TASK STATEMENT =
Gather all lines in the entries that include the word "deliver".

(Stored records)
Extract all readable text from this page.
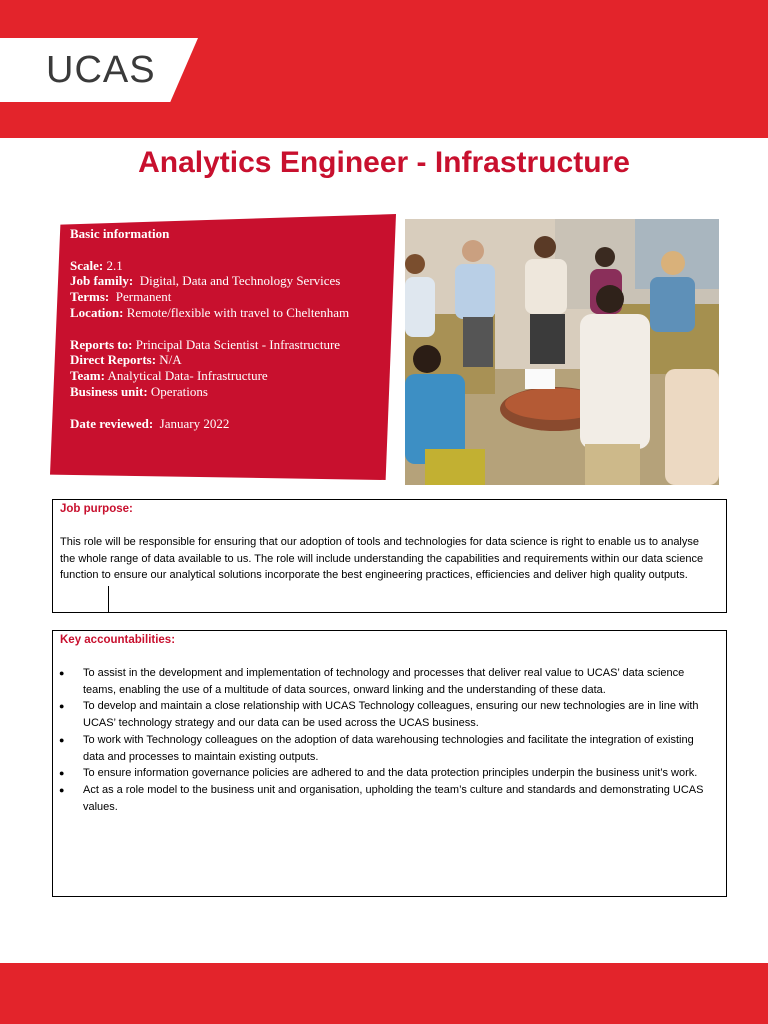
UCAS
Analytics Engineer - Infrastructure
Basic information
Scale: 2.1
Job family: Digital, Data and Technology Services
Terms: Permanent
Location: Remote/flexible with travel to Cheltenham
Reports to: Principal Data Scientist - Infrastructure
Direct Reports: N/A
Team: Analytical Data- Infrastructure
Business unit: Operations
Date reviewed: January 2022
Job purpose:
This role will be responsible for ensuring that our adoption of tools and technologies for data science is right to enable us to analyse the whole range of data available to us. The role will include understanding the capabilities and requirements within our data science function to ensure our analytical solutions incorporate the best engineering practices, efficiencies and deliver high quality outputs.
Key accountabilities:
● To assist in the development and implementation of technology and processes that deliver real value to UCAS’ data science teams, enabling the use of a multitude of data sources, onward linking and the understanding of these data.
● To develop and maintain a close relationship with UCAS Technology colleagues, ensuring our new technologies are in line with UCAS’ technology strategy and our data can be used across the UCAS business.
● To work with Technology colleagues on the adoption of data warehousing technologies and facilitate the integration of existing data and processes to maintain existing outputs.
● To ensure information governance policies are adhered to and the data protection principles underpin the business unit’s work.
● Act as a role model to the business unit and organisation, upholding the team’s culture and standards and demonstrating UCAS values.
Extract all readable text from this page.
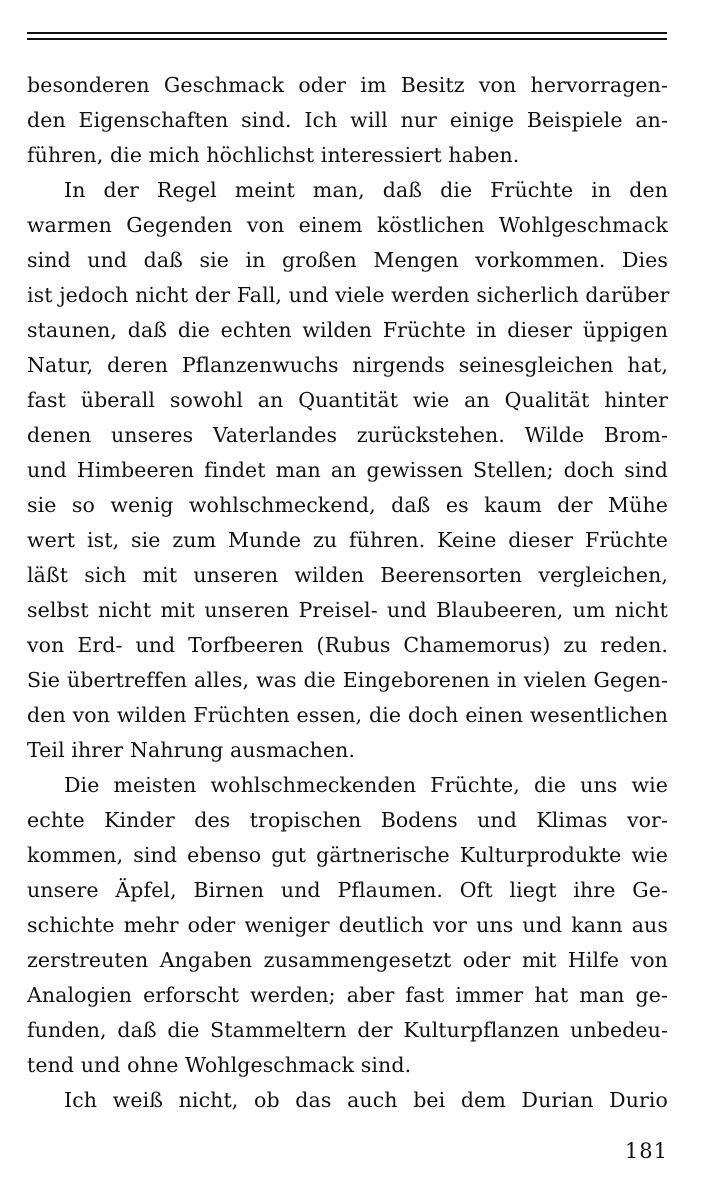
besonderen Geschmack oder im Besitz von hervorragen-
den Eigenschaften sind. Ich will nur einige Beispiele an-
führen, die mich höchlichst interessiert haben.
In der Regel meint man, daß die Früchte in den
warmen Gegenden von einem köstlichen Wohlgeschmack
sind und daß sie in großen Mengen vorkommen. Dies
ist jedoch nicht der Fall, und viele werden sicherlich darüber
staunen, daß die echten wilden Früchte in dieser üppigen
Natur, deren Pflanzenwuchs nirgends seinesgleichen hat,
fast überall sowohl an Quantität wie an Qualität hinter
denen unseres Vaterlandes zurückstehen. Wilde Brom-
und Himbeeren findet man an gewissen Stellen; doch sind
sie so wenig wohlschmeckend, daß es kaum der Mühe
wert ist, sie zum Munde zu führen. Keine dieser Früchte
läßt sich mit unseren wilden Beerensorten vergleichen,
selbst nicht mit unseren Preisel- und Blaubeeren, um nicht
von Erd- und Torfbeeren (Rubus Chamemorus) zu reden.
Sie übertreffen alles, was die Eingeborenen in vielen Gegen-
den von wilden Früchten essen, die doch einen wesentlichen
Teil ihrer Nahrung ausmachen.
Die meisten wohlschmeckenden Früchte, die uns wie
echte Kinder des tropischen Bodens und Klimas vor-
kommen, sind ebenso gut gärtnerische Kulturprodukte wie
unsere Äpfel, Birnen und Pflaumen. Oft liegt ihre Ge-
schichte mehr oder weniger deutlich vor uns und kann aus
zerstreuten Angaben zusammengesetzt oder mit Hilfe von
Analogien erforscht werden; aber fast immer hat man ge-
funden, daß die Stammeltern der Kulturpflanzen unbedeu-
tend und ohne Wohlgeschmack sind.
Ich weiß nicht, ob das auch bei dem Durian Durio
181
==
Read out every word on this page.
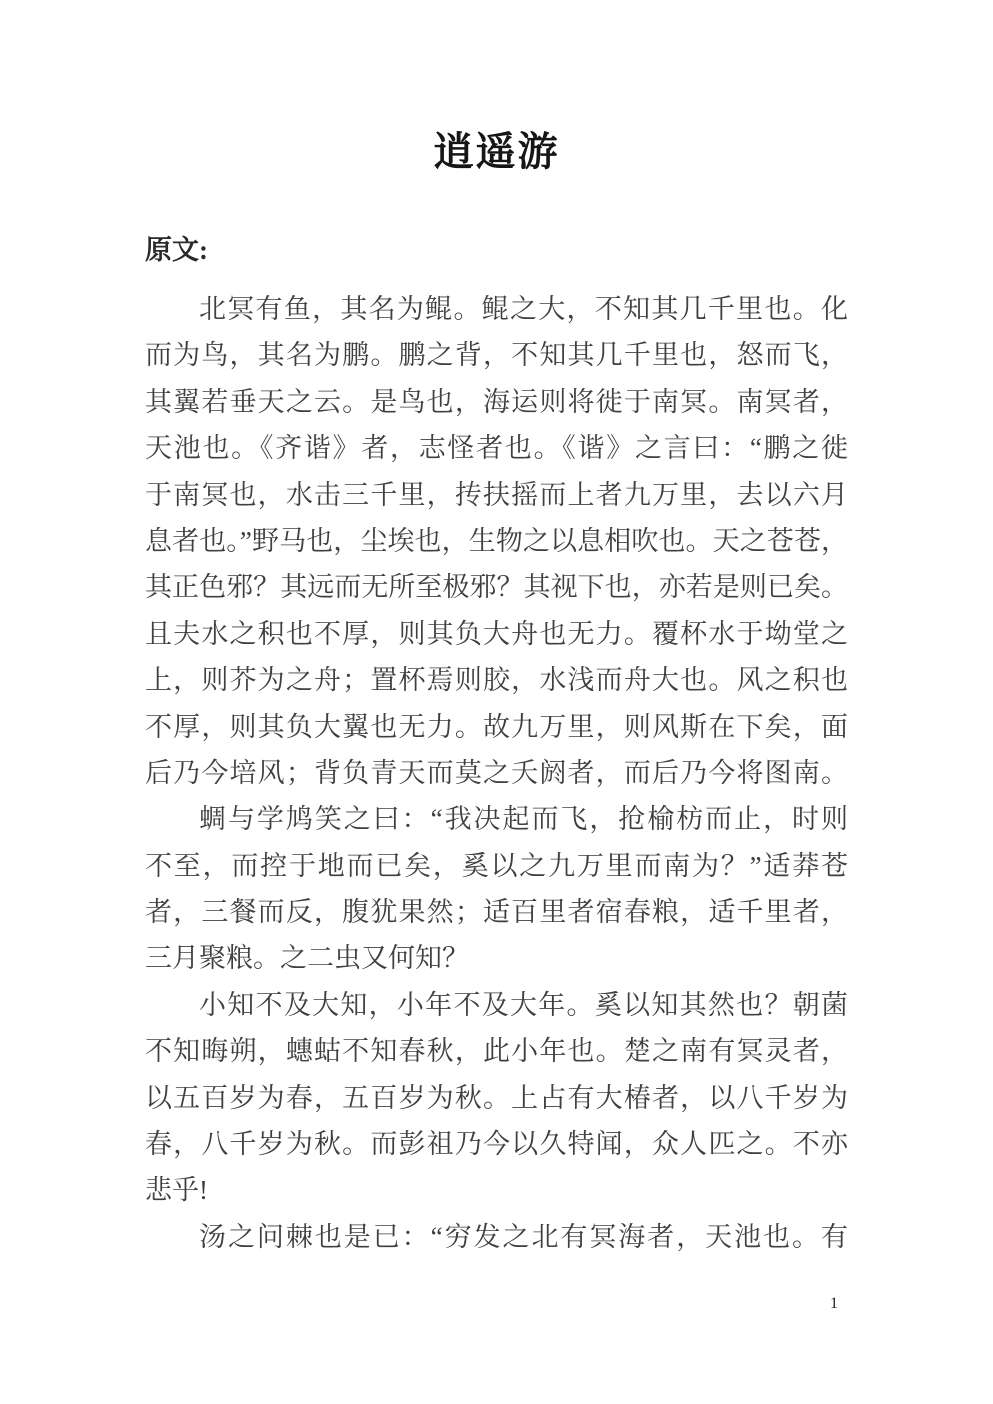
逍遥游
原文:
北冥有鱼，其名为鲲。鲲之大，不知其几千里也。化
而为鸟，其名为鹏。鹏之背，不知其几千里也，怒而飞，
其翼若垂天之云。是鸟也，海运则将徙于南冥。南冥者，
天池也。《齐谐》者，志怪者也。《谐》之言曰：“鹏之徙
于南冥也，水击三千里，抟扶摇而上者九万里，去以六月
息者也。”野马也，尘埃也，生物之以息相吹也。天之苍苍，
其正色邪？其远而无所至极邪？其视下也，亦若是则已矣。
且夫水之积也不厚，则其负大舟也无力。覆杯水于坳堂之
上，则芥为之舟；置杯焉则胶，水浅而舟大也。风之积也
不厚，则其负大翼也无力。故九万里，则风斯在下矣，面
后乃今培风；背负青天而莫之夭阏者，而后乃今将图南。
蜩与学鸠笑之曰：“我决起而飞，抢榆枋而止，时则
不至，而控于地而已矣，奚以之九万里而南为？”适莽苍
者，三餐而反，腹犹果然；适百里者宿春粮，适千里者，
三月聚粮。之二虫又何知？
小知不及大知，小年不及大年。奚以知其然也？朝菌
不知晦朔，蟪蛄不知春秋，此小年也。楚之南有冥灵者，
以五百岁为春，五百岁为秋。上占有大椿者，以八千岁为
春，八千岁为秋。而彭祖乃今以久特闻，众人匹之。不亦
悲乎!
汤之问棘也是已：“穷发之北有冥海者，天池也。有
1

ANSWER TO THE EXERCISE =
This role will be responsible for ensuring that our adoption of tools and technologies for data science is right to enable us to analyse the whole range of data available to us. The role will include understanding the capabilities and requirements within our data science function to ensure our analytical solutions incorporate the best engineering practices, efficiencies and deliver high quality outputs.
● To assist in the development and implementation of technology and processes that deliver real value to UCAS’ data science teams, enabling the use of a multitude of data sources, onward linking and the understanding of these data.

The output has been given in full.